◆ **Exercise**:
Sort through the entries below and pull out lines containing the word "Roof".

◆ **Records for processing**:
-*-

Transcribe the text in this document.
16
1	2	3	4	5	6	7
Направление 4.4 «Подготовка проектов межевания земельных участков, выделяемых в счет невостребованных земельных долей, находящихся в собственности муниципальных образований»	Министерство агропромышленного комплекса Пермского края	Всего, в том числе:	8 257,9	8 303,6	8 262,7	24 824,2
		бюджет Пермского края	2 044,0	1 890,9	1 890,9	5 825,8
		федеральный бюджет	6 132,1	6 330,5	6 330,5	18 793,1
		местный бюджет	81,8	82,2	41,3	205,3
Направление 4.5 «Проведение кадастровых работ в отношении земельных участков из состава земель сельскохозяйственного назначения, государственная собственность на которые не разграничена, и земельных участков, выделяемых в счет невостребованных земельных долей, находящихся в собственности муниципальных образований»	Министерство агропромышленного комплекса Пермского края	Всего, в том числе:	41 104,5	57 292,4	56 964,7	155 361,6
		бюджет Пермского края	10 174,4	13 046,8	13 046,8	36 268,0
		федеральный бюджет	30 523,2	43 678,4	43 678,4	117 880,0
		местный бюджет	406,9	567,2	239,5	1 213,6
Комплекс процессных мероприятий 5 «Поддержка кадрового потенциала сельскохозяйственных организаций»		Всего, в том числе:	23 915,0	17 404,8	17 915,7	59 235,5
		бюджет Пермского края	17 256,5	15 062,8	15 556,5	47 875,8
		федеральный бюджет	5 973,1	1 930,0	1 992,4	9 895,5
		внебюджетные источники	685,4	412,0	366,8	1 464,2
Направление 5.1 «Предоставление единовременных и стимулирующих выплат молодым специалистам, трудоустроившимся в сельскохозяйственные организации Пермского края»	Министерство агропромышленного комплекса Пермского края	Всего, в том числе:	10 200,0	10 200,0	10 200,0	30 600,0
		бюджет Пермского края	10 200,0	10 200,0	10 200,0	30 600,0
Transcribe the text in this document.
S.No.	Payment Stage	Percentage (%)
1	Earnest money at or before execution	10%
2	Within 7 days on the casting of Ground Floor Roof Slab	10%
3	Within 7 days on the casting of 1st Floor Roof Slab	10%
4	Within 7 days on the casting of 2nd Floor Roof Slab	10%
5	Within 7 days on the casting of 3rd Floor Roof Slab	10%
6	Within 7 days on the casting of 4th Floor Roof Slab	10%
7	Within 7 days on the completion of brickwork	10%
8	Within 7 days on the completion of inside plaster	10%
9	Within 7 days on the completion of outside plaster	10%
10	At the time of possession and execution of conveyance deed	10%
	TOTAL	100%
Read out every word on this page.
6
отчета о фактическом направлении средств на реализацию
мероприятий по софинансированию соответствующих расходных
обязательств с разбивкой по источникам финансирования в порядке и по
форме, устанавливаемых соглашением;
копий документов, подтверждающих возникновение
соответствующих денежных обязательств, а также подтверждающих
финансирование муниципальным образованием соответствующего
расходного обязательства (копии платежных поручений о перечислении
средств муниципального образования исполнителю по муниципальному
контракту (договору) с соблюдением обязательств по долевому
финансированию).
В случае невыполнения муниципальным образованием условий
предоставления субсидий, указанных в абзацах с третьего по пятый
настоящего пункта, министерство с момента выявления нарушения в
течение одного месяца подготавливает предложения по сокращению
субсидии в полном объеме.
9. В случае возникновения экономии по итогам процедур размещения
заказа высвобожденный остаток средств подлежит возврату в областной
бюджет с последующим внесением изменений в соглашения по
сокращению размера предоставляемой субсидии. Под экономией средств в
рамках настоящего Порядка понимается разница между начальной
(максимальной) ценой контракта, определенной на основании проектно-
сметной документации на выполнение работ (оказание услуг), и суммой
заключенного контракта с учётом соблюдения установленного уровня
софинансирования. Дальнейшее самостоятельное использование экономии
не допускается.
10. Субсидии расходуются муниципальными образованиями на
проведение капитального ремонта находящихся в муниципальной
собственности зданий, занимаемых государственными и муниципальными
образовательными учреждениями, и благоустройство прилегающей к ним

-*-

◆ **Task response**:
2	Within 7 days on the casting of Ground Floor Roof Slab	10%
3	Within 7 days on the casting of 1st Floor Roof Slab	10%
4	Within 7 days on the casting of 2nd Floor Roof Slab	10%
5	Within 7 days on the casting of 3rd Floor Roof Slab	10%
6	Within 7 days on the casting of 4th Floor Roof Slab	10%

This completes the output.